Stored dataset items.
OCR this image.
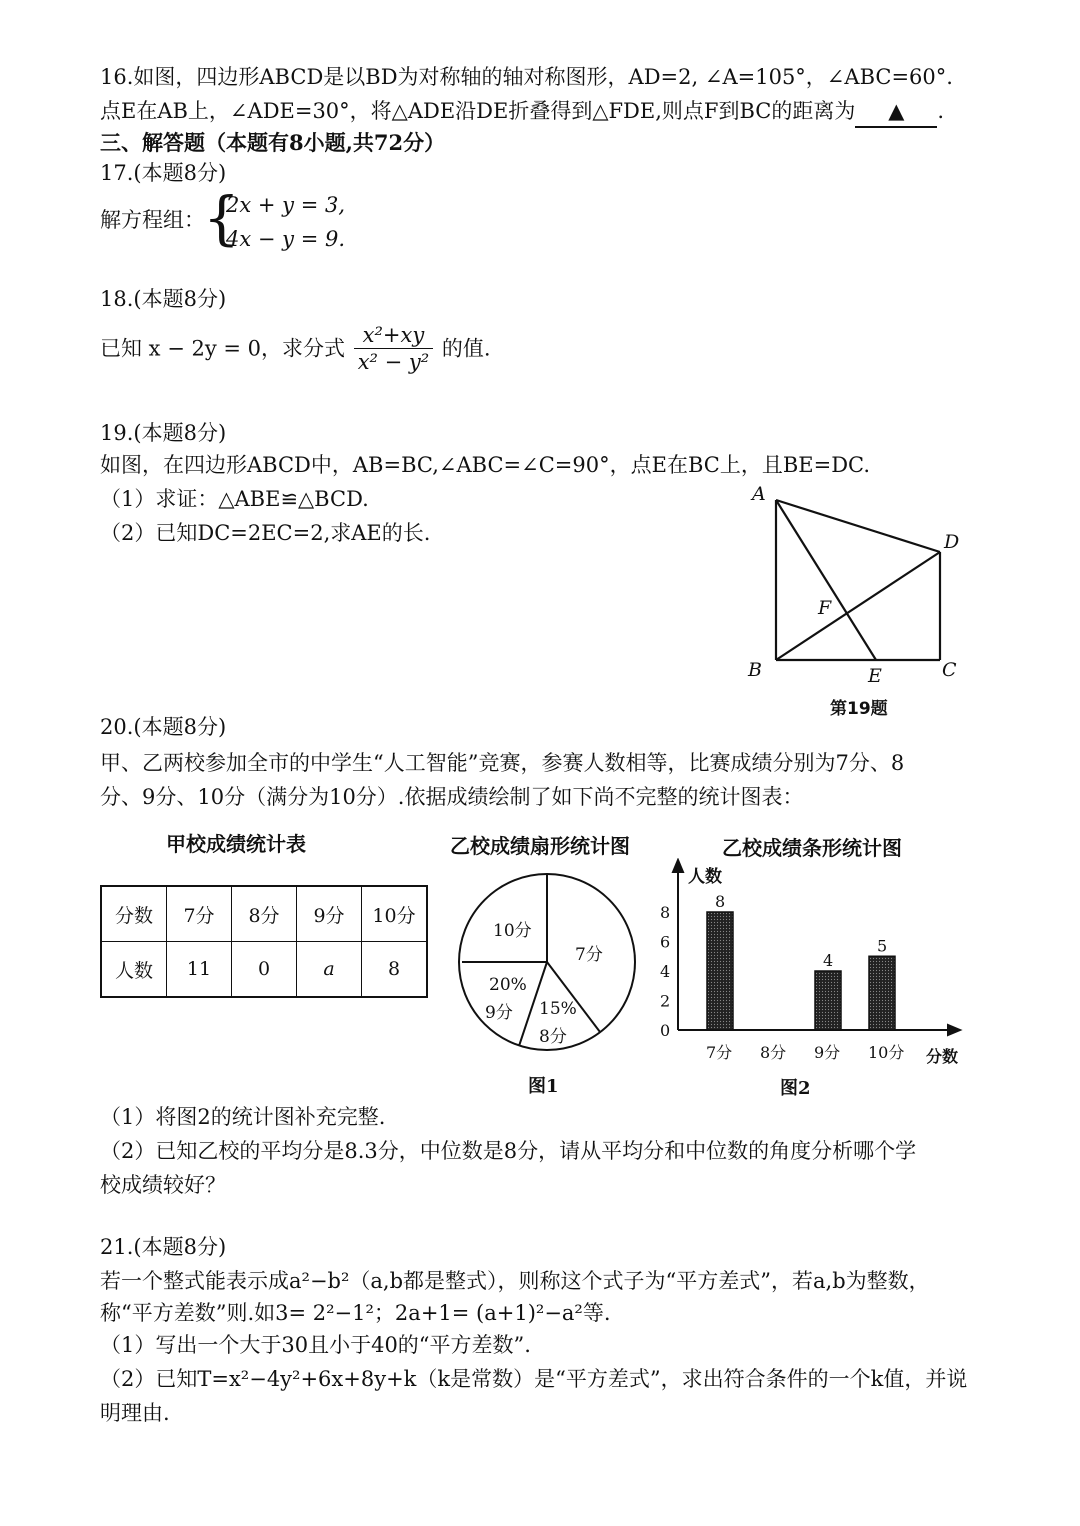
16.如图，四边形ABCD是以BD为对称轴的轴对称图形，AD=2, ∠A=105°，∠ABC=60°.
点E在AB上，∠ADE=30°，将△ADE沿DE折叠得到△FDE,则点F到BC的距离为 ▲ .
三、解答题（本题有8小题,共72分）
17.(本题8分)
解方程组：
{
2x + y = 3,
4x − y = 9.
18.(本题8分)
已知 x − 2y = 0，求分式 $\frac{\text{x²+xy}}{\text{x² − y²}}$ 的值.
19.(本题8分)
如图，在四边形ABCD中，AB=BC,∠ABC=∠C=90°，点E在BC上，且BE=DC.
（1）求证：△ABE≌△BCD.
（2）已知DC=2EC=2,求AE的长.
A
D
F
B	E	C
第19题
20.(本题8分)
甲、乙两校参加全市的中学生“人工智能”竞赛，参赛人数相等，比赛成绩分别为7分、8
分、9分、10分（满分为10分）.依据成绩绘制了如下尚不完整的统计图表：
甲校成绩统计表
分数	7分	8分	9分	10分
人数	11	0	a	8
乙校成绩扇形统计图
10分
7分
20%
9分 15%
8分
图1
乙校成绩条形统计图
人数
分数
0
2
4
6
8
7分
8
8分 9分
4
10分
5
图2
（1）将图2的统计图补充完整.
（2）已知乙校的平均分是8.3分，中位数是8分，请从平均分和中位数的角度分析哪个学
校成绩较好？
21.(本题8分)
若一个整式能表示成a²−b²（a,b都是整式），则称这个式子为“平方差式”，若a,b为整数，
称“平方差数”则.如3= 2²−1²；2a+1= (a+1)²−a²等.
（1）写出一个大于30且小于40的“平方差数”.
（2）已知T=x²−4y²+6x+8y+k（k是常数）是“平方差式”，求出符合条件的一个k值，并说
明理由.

--

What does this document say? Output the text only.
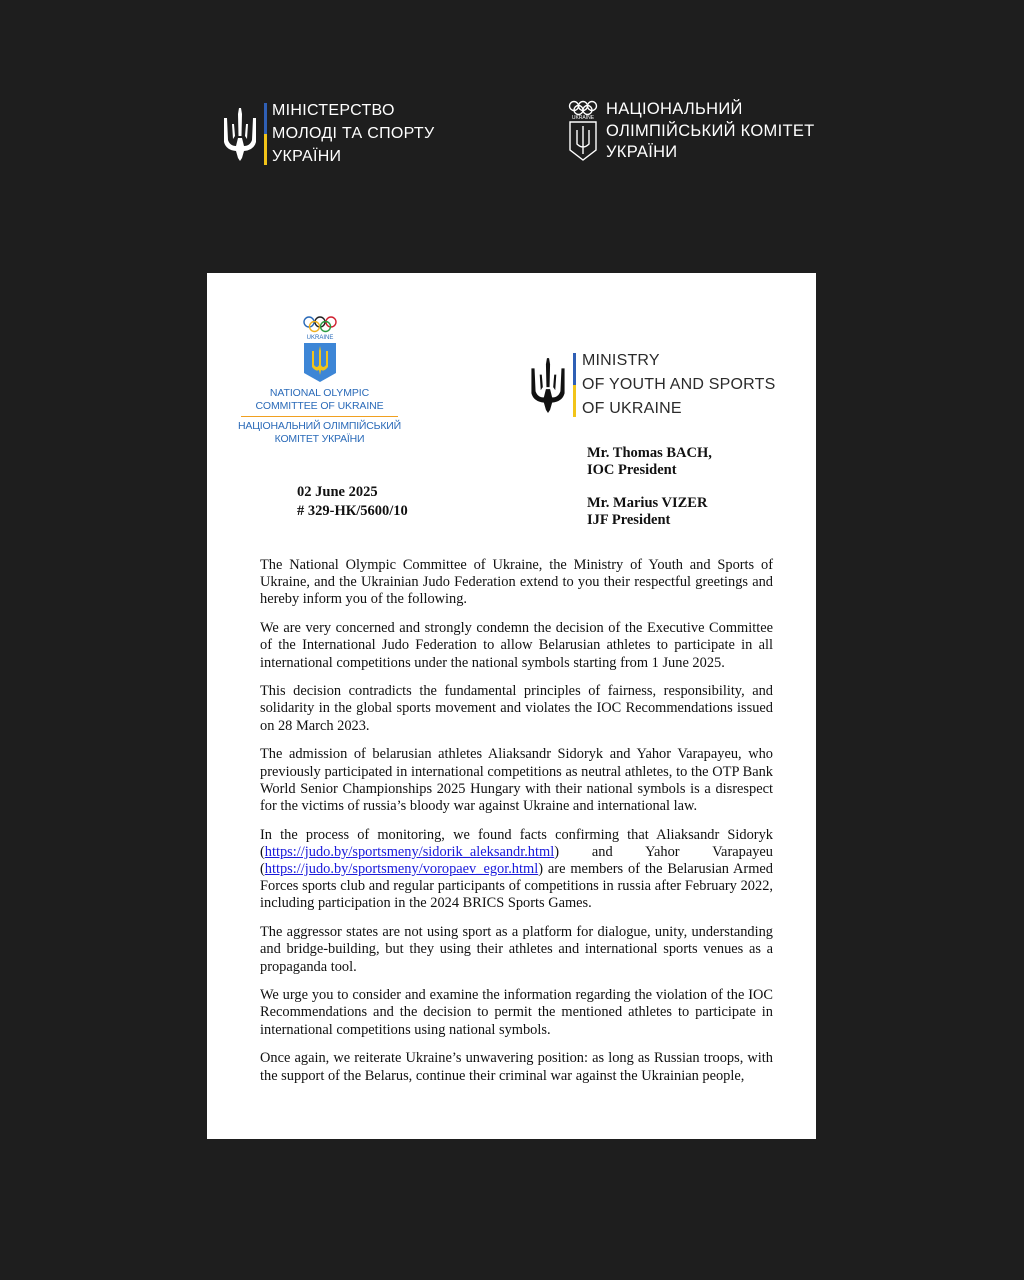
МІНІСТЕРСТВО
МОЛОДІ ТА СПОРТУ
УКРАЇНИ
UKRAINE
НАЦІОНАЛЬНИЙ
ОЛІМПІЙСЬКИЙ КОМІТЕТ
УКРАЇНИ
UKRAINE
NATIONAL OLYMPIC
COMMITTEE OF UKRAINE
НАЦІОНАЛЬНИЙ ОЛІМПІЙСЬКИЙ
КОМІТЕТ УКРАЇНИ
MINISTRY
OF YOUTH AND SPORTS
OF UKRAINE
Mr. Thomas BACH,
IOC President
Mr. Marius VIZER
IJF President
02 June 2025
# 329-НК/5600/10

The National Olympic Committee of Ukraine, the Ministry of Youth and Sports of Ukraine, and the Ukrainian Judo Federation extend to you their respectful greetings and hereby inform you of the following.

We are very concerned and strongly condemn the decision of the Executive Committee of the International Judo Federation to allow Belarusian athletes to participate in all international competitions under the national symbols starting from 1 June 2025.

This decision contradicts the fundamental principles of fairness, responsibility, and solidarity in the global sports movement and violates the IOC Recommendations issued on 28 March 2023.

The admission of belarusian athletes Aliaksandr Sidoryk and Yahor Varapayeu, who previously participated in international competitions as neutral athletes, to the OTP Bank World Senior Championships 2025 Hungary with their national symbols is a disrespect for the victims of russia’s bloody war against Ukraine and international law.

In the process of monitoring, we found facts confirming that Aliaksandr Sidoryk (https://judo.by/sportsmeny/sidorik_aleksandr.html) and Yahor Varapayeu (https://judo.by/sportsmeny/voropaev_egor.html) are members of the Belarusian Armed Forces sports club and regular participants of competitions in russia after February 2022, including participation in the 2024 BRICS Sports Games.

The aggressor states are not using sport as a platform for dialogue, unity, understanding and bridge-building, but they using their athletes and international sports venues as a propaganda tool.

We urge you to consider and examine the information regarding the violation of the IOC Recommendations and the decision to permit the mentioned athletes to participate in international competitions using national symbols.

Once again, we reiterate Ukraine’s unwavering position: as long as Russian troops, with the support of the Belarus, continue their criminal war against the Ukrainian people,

PROBLEM. Take every line from the data above that holds "КОМІТЕТ" and copy it out.

REPLY TO THE TASK.
ОЛІМПІЙСЬКИЙ КОМІТЕТ
КОМІТЕТ УКРАЇНИ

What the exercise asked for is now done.